JOB: Transcribe each line exactly.

═══ SOURCE MATERIAL

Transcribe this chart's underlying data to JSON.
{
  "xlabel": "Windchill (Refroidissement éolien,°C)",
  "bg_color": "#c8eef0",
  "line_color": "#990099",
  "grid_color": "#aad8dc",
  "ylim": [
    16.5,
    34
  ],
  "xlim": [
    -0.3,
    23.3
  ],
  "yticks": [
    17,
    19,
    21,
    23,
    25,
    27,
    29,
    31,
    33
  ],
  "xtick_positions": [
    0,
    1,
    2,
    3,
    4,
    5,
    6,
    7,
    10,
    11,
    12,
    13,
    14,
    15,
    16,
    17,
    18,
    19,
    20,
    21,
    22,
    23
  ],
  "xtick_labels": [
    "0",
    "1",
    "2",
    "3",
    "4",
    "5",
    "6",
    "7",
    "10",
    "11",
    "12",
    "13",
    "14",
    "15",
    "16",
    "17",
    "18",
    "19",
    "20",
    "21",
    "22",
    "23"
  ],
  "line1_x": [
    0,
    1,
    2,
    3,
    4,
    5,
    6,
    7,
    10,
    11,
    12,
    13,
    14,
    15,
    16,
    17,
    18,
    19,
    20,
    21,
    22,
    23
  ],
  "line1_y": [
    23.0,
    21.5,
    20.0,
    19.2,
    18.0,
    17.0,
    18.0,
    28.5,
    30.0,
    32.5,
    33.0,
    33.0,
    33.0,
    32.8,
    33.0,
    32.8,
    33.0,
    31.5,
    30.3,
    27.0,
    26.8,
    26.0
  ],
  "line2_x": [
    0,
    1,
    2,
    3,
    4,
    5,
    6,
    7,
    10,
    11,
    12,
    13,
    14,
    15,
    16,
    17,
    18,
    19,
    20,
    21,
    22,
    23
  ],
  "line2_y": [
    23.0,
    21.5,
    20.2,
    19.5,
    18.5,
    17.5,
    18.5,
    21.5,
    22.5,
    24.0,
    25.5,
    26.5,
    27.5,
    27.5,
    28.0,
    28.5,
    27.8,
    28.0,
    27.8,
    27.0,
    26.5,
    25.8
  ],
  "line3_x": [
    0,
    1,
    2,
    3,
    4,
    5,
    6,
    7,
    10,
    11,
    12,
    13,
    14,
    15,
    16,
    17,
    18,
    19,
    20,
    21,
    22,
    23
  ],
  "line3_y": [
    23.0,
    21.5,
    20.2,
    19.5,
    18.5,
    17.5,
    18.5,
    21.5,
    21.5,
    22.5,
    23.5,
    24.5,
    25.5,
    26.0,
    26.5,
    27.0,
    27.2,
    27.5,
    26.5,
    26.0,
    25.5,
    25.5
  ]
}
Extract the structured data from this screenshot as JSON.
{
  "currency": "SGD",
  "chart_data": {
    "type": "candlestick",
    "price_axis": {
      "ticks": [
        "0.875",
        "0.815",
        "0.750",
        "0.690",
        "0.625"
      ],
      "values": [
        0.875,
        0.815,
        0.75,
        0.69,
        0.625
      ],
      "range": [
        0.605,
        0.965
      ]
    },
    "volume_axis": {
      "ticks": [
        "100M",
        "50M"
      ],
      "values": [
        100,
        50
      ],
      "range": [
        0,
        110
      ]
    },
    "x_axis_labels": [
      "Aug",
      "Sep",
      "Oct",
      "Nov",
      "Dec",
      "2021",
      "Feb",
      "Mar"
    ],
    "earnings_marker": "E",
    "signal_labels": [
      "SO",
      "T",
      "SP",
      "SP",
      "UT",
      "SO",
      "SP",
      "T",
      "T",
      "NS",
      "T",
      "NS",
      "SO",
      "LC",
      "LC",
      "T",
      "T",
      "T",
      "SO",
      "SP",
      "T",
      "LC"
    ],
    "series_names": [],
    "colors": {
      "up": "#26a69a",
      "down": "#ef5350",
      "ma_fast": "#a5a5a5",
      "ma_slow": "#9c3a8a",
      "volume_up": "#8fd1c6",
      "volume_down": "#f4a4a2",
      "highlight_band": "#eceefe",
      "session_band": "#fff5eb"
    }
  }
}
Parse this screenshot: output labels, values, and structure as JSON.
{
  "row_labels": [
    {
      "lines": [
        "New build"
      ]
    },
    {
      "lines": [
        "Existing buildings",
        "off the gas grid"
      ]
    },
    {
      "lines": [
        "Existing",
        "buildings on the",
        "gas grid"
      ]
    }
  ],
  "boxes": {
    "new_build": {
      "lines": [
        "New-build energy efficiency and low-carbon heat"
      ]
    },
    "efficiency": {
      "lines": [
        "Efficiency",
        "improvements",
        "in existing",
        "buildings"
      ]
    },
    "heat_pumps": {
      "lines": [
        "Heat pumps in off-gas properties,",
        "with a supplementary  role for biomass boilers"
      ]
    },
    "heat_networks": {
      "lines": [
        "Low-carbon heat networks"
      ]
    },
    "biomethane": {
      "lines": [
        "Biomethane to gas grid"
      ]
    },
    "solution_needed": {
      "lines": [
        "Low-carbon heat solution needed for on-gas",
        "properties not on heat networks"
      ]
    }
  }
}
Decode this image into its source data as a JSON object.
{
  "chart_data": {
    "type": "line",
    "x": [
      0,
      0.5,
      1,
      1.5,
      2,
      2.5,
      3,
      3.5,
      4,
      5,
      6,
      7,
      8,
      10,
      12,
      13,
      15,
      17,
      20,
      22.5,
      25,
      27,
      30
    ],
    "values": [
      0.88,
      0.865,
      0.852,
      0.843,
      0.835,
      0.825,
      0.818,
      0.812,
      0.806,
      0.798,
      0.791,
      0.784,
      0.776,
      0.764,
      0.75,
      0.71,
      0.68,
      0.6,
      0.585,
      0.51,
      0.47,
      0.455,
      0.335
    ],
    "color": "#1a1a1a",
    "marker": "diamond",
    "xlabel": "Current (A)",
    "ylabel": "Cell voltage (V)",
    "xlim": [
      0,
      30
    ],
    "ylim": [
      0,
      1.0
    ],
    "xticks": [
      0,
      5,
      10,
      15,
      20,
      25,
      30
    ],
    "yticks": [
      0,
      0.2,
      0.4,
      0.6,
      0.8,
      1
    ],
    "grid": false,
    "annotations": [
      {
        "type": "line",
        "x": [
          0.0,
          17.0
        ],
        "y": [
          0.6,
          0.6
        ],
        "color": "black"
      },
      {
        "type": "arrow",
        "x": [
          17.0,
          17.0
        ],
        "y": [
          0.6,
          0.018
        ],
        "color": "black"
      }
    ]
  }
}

══════

EXPECTED ANSWER:
Transcribe this chart's underlying data to JSON.
{
  "xlabel": "Windchill (Refroidissement éolien,°C)",
  "bg_color": "#c8eef0",
  "line_color": "#990099",
  "grid_color": "#aad8dc",
  "ylim": [
    16.5,
    34
  ],
  "xlim": [
    -0.3,
    23.3
  ],
  "yticks": [
    17,
    19,
    21,
    23,
    25,
    27,
    29,
    31,
    33
  ],
  "xtick_positions": [
    0,
    1,
    2,
    3,
    4,
    5,
    6,
    7,
    10,
    11,
    12,
    13,
    14,
    15,
    16,
    17,
    18,
    19,
    20,
    21,
    22,
    23
  ],
  "xtick_labels": [
    "0",
    "1",
    "2",
    "3",
    "4",
    "5",
    "6",
    "7",
    "10",
    "11",
    "12",
    "13",
    "14",
    "15",
    "16",
    "17",
    "18",
    "19",
    "20",
    "21",
    "22",
    "23"
  ],
  "line1_x": [
    0,
    1,
    2,
    3,
    4,
    5,
    6,
    7,
    10,
    11,
    12,
    13,
    14,
    15,
    16,
    17,
    18,
    19,
    20,
    21,
    22,
    23
  ],
  "line1_y": [
    23.0,
    21.5,
    20.0,
    19.2,
    18.0,
    17.0,
    18.0,
    28.5,
    30.0,
    32.5,
    33.0,
    33.0,
    33.0,
    32.8,
    33.0,
    32.8,
    33.0,
    31.5,
    30.3,
    27.0,
    26.8,
    26.0
  ],
  "line2_x": [
    0,
    1,
    2,
    3,
    4,
    5,
    6,
    7,
    10,
    11,
    12,
    13,
    14,
    15,
    16,
    17,
    18,
    19,
    20,
    21,
    22,
    23
  ],
  "line2_y": [
    23.0,
    21.5,
    20.2,
    19.5,
    18.5,
    17.5,
    18.5,
    21.5,
    22.5,
    24.0,
    25.5,
    26.5,
    27.5,
    27.5,
    28.0,
    28.5,
    27.8,
    28.0,
    27.8,
    27.0,
    26.5,
    25.8
  ],
  "line3_x": [
    0,
    1,
    2,
    3,
    4,
    5,
    6,
    7,
    10,
    11,
    12,
    13,
    14,
    15,
    16,
    17,
    18,
    19,
    20,
    21,
    22,
    23
  ],
  "line3_y": [
    23.0,
    21.5,
    20.2,
    19.5,
    18.5,
    17.5,
    18.5,
    21.5,
    21.5,
    22.5,
    23.5,
    24.5,
    25.5,
    26.0,
    26.5,
    27.0,
    27.2,
    27.5,
    26.5,
    26.0,
    25.5,
    25.5
  ]
}
Extract the structured data from this screenshot as JSON.
{
  "currency": "SGD",
  "chart_data": {
    "type": "candlestick",
    "price_axis": {
      "ticks": [
        "0.875",
        "0.815",
        "0.750",
        "0.690",
        "0.625"
      ],
      "values": [
        0.875,
        0.815,
        0.75,
        0.69,
        0.625
      ],
      "range": [
        0.605,
        0.965
      ]
    },
    "volume_axis": {
      "ticks": [
        "100M",
        "50M"
      ],
      "values": [
        100,
        50
      ],
      "range": [
        0,
        110
      ]
    },
    "x_axis_labels": [
      "Aug",
      "Sep",
      "Oct",
      "Nov",
      "Dec",
      "2021",
      "Feb",
      "Mar"
    ],
    "earnings_marker": "E",
    "signal_labels": [
      "SO",
      "T",
      "SP",
      "SP",
      "UT",
      "SO",
      "SP",
      "T",
      "T",
      "NS",
      "T",
      "NS",
      "SO",
      "LC",
      "LC",
      "T",
      "T",
      "T",
      "SO",
      "SP",
      "T",
      "LC"
    ],
    "series_names": [],
    "colors": {
      "up": "#26a69a",
      "down": "#ef5350",
      "ma_fast": "#a5a5a5",
      "ma_slow": "#9c3a8a",
      "volume_up": "#8fd1c6",
      "volume_down": "#f4a4a2",
      "highlight_band": "#eceefe",
      "session_band": "#fff5eb"
    }
  }
}
Parse this screenshot: output labels, values, and structure as JSON.
{
  "row_labels": [
    {
      "lines": [
        "New build"
      ]
    },
    {
      "lines": [
        "Existing buildings",
        "off the gas grid"
      ]
    },
    {
      "lines": [
        "Existing",
        "buildings on the",
        "gas grid"
      ]
    }
  ],
  "boxes": {
    "new_build": {
      "lines": [
        "New-build energy efficiency and low-carbon heat"
      ]
    },
    "efficiency": {
      "lines": [
        "Efficiency",
        "improvements",
        "in existing",
        "buildings"
      ]
    },
    "heat_pumps": {
      "lines": [
        "Heat pumps in off-gas properties,",
        "with a supplementary  role for biomass boilers"
      ]
    },
    "heat_networks": {
      "lines": [
        "Low-carbon heat networks"
      ]
    },
    "biomethane": {
      "lines": [
        "Biomethane to gas grid"
      ]
    },
    "solution_needed": {
      "lines": [
        "Low-carbon heat solution needed for on-gas",
        "properties not on heat networks"
      ]
    }
  }
}
Decode this image into its source data as a JSON object.
{
  "chart_data": {
    "type": "line",
    "x": [
      0,
      0.5,
      1,
      1.5,
      2,
      2.5,
      3,
      3.5,
      4,
      5,
      6,
      7,
      8,
      10,
      12,
      13,
      15,
      17,
      20,
      22.5,
      25,
      27,
      30
    ],
    "values": [
      0.88,
      0.865,
      0.852,
      0.843,
      0.835,
      0.825,
      0.818,
      0.812,
      0.806,
      0.798,
      0.791,
      0.784,
      0.776,
      0.764,
      0.75,
      0.71,
      0.68,
      0.6,
      0.585,
      0.51,
      0.47,
      0.455,
      0.335
    ],
    "color": "#1a1a1a",
    "marker": "diamond",
    "xlabel": "Current (A)",
    "ylabel": "Cell voltage (V)",
    "xlim": [
      0,
      30
    ],
    "ylim": [
      0,
      1.0
    ],
    "xticks": [
      0,
      5,
      10,
      15,
      20,
      25,
      30
    ],
    "yticks": [
      0,
      0.2,
      0.4,
      0.6,
      0.8,
      1
    ],
    "grid": false,
    "annotations": [
      {
        "type": "line",
        "x": [
          0.0,
          17.0
        ],
        "y": [
          0.6,
          0.6
        ],
        "color": "black"
      },
      {
        "type": "arrow",
        "x": [
          17.0,
          17.0
        ],
        "y": [
          0.6,
          0.018
        ],
        "color": "black"
      }
    ]
  }
}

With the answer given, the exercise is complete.